Pick out and copy every line below that has the word "true".

---------------

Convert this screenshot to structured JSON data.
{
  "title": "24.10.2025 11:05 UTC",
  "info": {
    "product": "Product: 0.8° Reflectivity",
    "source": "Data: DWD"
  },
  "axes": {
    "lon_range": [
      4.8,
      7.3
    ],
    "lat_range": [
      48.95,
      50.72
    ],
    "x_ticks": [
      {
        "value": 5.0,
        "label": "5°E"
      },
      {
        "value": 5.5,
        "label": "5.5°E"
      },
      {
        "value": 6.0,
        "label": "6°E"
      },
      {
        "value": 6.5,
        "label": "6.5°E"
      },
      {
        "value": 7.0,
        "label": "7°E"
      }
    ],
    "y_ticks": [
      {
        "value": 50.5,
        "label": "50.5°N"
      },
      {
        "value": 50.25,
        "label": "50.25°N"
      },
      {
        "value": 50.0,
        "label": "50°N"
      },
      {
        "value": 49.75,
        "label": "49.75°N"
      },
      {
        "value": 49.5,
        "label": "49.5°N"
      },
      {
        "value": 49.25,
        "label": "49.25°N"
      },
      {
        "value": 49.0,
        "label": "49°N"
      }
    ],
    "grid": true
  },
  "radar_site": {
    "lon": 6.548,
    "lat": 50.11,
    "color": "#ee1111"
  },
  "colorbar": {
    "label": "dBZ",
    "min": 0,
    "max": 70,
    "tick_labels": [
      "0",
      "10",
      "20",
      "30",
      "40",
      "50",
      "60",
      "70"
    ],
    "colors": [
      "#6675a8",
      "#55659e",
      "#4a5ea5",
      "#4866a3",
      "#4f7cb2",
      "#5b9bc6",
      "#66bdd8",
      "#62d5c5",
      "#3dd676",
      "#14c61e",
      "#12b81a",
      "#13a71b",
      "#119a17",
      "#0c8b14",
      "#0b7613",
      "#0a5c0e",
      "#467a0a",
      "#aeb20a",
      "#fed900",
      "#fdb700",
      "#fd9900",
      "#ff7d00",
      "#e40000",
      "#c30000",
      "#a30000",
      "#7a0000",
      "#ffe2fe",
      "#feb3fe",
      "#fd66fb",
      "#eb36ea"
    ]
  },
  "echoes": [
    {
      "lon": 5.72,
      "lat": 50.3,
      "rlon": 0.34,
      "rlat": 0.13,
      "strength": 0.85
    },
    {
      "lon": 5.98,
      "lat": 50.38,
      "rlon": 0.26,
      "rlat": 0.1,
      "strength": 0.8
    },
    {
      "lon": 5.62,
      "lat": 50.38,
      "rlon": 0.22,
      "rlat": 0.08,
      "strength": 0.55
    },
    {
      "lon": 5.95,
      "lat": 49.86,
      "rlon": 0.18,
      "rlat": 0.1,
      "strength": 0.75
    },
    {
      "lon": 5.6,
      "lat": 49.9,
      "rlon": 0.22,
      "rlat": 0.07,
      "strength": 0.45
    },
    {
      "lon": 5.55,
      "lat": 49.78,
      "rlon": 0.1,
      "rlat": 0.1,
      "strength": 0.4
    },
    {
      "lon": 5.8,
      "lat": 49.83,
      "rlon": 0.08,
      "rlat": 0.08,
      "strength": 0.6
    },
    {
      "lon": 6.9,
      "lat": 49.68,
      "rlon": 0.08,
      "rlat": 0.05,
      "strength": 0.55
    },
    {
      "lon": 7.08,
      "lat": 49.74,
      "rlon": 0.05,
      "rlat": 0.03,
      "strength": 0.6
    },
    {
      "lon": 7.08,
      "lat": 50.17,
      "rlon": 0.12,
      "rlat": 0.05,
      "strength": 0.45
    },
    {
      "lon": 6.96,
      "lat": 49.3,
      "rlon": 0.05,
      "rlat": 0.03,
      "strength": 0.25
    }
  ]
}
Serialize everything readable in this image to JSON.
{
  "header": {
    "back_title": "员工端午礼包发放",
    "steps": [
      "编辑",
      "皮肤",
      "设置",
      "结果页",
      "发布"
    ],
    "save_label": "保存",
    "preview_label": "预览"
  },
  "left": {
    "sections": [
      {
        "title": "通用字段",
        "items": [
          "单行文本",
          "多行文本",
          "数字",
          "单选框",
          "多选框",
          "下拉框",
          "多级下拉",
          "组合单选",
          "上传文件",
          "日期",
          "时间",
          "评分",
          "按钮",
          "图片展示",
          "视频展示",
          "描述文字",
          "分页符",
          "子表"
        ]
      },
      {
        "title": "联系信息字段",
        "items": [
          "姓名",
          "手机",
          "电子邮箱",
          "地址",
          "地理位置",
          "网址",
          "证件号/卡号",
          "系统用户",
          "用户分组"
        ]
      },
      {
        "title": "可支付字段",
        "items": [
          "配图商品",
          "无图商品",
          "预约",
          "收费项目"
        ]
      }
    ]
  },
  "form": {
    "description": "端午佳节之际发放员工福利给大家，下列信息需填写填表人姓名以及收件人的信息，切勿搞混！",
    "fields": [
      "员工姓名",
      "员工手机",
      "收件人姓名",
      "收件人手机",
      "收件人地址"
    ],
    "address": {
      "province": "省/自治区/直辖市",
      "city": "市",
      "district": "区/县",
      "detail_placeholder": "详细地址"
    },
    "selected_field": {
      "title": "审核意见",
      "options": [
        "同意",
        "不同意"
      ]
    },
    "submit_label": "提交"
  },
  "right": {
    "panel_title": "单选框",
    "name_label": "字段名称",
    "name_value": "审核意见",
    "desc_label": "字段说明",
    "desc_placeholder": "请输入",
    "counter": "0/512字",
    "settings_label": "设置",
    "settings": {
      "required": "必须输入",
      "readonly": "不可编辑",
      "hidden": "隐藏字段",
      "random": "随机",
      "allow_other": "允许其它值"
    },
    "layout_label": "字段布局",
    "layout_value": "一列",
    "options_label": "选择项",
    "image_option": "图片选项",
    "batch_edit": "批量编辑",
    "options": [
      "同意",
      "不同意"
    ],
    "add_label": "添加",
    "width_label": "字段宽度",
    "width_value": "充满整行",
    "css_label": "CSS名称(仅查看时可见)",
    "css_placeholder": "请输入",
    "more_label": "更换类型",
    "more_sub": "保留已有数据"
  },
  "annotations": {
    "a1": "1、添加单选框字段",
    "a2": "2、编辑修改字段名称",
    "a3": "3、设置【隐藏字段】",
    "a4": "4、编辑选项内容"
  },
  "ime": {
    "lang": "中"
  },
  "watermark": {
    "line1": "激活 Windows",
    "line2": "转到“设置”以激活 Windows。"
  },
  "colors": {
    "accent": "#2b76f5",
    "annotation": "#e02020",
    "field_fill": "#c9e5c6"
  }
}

---------------

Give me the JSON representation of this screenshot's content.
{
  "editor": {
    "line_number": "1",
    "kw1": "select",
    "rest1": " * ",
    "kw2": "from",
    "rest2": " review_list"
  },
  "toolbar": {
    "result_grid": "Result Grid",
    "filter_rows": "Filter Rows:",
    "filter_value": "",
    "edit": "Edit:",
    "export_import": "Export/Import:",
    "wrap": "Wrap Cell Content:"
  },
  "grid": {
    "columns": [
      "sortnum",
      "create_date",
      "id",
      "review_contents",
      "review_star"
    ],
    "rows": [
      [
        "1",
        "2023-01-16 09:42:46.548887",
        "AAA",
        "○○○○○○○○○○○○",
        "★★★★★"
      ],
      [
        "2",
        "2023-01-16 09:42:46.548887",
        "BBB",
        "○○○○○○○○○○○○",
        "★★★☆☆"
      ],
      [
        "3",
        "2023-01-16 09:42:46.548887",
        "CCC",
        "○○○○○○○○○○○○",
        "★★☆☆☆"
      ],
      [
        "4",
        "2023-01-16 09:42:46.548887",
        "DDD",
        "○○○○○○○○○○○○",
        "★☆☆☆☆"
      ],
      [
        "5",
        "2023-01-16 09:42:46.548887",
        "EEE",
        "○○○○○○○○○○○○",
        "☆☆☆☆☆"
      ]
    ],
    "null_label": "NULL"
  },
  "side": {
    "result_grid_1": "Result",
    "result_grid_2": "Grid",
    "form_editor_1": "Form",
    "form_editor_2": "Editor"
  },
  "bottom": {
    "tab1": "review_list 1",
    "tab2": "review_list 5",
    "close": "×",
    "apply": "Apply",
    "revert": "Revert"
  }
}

---------------

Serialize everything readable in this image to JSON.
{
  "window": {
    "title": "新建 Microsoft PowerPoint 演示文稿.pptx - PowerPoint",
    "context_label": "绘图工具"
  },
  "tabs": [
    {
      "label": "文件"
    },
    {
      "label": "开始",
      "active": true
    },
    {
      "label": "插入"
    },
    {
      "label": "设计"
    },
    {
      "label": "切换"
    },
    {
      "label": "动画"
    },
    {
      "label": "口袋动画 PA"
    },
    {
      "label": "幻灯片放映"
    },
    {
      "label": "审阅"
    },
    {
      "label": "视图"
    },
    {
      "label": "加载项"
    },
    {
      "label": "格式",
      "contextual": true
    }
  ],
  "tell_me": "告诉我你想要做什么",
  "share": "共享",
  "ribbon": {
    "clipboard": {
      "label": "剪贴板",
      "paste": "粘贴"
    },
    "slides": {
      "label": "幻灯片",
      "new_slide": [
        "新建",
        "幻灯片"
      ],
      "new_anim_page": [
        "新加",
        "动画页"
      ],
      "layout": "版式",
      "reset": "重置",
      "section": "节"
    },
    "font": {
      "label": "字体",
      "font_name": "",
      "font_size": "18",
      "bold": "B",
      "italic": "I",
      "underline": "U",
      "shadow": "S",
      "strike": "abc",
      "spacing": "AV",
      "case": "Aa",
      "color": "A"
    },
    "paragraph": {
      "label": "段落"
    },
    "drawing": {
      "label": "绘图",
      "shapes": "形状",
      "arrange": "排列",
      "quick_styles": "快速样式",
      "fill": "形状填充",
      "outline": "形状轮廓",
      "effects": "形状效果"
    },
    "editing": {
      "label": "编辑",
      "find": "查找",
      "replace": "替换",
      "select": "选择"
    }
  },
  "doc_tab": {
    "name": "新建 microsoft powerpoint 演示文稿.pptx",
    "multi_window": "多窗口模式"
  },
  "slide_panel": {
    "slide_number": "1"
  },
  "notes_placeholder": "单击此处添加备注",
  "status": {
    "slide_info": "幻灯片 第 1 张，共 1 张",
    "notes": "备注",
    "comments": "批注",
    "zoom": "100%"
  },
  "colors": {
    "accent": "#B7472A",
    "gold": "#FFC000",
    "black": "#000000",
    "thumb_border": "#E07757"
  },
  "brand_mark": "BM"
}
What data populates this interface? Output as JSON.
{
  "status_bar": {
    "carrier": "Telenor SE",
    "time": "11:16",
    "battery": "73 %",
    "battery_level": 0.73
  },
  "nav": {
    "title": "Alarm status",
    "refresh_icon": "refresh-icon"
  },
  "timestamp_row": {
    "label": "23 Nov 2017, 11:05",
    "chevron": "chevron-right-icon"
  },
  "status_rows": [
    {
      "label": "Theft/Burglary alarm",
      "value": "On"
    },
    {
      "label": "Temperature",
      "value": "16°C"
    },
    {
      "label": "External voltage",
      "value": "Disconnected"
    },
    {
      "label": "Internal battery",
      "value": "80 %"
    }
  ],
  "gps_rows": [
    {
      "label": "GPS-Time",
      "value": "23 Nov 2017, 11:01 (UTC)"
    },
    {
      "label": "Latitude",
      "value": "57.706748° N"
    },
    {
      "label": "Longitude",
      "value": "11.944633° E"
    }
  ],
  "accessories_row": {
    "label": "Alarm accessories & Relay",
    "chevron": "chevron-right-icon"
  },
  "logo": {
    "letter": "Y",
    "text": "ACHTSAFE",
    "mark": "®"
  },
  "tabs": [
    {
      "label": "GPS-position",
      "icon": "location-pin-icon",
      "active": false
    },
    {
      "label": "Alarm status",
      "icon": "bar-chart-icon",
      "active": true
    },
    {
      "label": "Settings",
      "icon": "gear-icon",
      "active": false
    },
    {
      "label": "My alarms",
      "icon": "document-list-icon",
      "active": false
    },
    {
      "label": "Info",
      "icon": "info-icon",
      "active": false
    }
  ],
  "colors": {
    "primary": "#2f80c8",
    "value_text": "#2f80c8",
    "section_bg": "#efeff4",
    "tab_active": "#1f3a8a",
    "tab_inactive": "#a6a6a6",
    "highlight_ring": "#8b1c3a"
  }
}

---------------

Solution =
    "grid": true
      "active": true
      "contextual": true
      "active": true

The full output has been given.